Listed records ▸
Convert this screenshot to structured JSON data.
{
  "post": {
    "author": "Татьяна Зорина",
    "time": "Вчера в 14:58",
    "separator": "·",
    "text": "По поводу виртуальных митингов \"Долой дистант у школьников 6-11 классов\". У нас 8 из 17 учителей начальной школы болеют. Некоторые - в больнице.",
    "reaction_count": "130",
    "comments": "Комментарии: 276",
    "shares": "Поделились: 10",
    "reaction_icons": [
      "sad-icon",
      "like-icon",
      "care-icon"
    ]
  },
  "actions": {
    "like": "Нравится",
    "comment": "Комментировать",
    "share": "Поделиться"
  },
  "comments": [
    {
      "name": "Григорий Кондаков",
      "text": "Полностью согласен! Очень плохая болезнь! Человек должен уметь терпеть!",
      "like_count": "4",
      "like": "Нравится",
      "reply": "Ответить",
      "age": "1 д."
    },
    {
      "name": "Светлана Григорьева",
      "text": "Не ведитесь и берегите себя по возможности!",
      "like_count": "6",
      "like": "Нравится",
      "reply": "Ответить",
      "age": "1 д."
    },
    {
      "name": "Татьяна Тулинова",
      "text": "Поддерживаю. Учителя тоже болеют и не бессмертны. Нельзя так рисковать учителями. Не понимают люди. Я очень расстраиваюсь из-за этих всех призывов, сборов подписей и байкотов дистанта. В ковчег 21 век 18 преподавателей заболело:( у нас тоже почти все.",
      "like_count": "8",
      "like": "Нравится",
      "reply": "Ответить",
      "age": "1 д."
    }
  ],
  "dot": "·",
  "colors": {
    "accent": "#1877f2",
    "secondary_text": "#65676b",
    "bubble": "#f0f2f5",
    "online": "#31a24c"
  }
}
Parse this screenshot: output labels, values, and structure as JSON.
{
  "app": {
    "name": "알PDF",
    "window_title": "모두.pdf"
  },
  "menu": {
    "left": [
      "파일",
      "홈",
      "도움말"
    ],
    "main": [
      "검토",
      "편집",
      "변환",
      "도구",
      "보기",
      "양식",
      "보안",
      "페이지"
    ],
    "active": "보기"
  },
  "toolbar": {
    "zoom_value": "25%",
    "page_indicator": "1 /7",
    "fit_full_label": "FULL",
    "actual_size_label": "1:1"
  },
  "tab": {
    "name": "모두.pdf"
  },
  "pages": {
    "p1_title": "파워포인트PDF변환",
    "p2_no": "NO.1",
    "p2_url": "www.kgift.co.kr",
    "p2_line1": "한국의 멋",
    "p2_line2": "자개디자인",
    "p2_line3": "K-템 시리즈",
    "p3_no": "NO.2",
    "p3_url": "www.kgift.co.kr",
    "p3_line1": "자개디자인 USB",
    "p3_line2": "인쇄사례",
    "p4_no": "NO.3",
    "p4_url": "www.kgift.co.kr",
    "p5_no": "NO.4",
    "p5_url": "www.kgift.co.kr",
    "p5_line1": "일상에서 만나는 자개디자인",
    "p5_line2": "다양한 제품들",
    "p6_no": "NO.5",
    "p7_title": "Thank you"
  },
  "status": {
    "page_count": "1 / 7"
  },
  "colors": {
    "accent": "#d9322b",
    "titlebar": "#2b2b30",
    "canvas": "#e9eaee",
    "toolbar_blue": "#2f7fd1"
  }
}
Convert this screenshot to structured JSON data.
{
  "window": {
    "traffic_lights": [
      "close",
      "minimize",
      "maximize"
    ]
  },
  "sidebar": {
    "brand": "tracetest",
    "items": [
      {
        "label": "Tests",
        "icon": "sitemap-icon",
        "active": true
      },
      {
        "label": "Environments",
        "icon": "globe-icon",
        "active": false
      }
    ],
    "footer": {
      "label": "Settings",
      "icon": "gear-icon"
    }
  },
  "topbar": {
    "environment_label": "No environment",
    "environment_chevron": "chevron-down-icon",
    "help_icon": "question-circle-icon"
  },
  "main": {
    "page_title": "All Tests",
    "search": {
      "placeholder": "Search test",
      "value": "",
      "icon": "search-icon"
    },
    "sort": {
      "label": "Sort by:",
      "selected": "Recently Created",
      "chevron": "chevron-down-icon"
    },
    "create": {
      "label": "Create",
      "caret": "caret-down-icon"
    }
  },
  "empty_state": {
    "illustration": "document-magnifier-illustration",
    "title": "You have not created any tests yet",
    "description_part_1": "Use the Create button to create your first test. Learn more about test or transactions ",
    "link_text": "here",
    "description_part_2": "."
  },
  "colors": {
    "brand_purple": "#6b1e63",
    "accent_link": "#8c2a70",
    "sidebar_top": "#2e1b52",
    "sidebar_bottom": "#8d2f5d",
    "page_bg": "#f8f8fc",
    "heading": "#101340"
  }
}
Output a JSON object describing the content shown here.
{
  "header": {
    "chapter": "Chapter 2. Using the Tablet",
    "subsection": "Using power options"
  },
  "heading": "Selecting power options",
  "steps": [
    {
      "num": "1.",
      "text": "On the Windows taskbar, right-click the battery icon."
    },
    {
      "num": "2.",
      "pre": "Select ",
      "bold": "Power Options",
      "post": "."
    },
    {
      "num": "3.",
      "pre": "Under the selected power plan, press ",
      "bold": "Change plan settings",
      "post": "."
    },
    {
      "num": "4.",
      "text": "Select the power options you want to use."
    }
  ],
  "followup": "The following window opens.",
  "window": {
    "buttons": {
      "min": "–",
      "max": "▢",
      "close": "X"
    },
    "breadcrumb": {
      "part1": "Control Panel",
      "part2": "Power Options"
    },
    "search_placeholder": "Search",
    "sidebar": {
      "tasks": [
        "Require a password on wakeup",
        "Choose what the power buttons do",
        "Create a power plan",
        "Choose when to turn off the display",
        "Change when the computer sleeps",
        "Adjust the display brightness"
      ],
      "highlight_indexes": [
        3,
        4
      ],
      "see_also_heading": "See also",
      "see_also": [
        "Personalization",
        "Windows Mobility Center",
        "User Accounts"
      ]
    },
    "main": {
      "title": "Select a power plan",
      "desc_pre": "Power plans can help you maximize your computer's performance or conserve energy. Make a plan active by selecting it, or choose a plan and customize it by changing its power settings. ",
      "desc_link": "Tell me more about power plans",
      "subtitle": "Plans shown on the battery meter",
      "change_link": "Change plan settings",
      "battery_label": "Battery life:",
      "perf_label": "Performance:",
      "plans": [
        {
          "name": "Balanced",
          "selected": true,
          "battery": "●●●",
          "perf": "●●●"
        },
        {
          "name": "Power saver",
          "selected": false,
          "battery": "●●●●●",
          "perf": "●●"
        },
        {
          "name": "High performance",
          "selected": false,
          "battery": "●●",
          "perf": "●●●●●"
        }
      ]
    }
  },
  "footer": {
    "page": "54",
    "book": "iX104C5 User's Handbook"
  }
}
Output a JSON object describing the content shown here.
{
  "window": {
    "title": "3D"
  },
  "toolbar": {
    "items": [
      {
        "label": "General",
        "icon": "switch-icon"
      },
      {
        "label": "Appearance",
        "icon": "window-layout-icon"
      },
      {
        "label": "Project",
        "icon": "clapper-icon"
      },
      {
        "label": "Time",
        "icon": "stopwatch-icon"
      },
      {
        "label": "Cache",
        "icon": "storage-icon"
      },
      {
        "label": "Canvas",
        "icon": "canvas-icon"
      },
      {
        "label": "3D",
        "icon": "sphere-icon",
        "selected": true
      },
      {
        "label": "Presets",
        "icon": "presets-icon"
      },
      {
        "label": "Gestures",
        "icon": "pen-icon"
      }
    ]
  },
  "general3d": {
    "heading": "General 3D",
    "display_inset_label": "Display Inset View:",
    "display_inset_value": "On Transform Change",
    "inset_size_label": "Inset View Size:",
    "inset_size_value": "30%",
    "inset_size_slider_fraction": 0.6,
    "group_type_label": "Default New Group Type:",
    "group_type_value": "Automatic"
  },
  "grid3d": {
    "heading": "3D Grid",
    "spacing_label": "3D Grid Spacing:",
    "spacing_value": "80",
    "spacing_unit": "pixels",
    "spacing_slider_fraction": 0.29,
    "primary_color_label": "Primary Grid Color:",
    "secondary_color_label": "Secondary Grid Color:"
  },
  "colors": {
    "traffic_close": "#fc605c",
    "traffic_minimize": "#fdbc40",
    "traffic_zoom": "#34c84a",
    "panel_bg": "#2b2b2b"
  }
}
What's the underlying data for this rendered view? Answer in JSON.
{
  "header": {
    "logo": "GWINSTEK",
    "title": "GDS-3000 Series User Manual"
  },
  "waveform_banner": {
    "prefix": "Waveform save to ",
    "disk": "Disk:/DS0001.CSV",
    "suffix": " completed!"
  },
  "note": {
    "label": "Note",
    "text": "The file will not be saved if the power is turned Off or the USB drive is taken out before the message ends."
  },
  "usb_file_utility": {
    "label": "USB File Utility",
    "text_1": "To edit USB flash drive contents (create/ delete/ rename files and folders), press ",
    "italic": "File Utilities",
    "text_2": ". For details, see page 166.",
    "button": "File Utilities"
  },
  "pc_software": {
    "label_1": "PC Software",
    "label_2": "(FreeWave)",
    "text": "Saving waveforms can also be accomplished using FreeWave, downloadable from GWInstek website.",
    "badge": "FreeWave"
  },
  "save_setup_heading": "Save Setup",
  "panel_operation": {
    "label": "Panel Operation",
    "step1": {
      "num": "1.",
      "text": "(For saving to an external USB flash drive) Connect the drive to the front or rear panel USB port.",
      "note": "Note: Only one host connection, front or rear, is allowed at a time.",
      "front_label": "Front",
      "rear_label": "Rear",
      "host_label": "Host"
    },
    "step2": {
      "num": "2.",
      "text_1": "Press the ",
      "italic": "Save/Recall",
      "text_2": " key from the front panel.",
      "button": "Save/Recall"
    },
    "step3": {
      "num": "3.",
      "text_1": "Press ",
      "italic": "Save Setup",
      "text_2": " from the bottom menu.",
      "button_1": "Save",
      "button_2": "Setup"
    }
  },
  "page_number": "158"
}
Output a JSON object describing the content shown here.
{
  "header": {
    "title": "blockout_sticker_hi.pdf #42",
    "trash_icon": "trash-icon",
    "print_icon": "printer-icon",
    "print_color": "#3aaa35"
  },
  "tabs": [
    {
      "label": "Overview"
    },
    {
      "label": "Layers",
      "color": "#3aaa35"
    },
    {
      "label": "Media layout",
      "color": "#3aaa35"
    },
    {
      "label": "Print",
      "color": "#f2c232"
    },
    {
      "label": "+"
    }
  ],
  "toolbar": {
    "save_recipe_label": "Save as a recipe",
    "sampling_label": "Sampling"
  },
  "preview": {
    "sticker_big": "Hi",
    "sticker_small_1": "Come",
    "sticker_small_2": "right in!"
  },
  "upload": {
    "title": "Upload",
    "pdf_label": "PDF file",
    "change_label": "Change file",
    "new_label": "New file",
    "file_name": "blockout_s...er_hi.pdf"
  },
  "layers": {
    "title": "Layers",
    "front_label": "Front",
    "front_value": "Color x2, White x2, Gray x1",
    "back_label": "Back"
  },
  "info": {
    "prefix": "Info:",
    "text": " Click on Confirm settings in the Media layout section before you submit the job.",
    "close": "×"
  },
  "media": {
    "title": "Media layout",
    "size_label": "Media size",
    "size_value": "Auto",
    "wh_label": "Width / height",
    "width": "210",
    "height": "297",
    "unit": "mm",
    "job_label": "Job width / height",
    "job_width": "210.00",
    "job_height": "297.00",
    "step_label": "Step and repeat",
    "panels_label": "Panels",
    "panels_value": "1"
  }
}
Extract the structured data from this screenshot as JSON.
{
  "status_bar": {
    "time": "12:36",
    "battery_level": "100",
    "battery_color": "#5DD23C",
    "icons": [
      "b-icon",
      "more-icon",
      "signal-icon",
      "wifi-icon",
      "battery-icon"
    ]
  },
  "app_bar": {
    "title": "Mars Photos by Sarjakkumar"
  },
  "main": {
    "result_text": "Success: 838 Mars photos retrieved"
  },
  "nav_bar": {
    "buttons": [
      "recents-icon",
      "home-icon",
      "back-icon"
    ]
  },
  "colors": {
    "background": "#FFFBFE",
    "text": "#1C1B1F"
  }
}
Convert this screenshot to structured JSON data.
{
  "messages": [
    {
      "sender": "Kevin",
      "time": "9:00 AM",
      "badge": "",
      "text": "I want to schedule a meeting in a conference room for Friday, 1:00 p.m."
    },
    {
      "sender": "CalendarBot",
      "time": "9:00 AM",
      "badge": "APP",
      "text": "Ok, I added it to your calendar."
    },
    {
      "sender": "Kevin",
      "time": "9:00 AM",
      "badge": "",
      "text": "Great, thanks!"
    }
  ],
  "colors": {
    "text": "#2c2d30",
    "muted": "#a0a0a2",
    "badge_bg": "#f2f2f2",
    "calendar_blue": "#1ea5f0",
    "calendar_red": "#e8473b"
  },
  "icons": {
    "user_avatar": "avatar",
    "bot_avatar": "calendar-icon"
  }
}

Exercise directions ▸ Look through the data above. Each line containing the word "buttons" needs to be copied.

Answer for the task ▸
    "buttons": {
        "Choose what the power buttons do",
    "buttons": [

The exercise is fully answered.